--- Start ---
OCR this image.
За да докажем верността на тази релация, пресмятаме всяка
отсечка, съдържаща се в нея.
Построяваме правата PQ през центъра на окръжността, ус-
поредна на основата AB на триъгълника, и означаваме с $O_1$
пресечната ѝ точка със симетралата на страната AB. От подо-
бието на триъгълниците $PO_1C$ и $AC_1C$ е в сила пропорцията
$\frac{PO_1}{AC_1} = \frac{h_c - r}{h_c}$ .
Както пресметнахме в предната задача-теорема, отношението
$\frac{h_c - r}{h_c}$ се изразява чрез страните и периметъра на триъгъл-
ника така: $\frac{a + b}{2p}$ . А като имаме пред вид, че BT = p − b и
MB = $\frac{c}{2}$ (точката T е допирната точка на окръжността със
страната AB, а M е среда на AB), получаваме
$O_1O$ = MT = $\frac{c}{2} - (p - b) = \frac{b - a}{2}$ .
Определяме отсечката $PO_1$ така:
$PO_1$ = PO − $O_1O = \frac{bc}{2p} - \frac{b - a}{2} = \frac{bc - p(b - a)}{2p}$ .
--- End ---
(DESCRIPTION OF THE TASK): Exactly reproduce all of the entries.

(OUTPUT):
OCR this image.
За да докажем верността на тази релация, пресмятаме всяка
отсечка, съдържаща се в нея.
Построяваме правата PQ през центъра на окръжността, ус-
поредна на основата AB на триъгълника, и означаваме с $O_1$
пресечната ѝ точка със симетралата на страната AB. От подо-
бието на триъгълниците $PO_1C$ и $AC_1C$ е в сила пропорцията
$\frac{PO_1}{AC_1} = \frac{h_c - r}{h_c}$ .
Както пресметнахме в предната задача-теорема, отношението
$\frac{h_c - r}{h_c}$ се изразява чрез страните и периметъра на триъгъл-
ника така: $\frac{a + b}{2p}$ . А като имаме пред вид, че BT = p − b и
MB = $\frac{c}{2}$ (точката T е допирната точка на окръжността със
страната AB, а M е среда на AB), получаваме
$O_1O$ = MT = $\frac{c}{2} - (p - b) = \frac{b - a}{2}$ .
Определяме отсечката $PO_1$ така:
$PO_1$ = PO − $O_1O = \frac{bc}{2p} - \frac{b - a}{2} = \frac{bc - p(b - a)}{2p}$ .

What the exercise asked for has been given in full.